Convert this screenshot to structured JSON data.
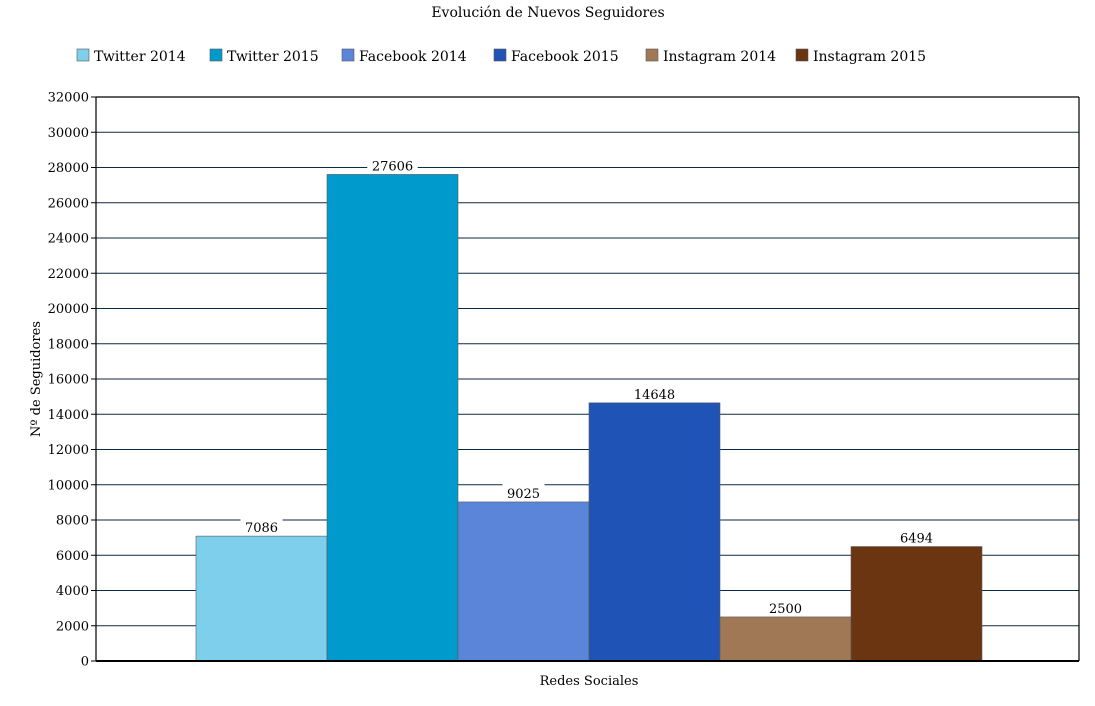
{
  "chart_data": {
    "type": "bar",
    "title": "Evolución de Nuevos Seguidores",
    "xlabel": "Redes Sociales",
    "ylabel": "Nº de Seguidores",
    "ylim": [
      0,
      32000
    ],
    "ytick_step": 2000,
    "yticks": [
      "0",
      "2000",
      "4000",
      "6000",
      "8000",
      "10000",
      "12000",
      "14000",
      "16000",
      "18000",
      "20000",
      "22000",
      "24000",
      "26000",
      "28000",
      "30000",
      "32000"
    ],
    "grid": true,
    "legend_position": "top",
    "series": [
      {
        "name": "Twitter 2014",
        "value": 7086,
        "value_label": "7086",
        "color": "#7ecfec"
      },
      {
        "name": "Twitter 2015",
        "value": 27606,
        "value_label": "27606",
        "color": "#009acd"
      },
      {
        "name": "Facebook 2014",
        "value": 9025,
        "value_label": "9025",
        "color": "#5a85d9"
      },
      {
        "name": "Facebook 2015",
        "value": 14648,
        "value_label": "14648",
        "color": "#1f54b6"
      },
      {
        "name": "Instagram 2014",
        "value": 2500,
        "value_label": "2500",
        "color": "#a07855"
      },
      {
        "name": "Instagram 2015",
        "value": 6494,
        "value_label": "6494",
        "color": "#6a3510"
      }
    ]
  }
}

============================================================

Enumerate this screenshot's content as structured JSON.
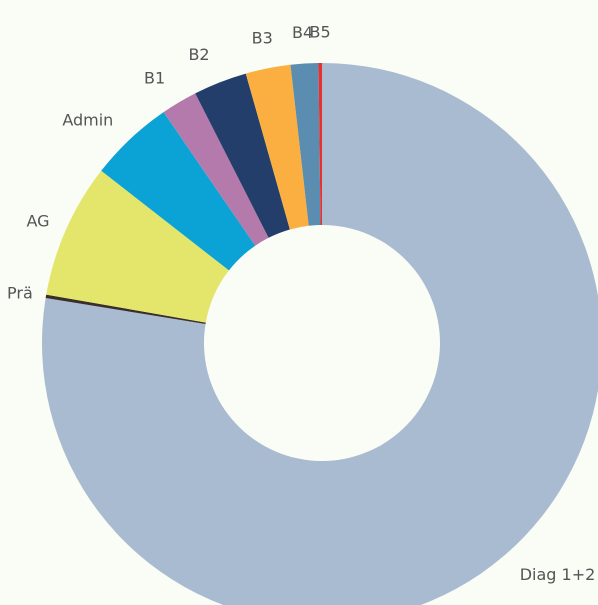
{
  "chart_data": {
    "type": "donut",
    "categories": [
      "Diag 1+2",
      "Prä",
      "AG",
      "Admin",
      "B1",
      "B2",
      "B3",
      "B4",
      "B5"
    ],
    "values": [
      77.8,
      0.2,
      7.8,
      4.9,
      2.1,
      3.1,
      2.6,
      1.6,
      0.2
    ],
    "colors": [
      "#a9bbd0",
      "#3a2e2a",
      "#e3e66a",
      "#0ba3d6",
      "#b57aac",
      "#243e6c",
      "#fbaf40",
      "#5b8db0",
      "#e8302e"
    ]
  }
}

============================================================

In the lines above, find each one with "this" and list it.

Convert this screenshot to structured JSON data.
Enumerate this screenshot's content as structured JSON.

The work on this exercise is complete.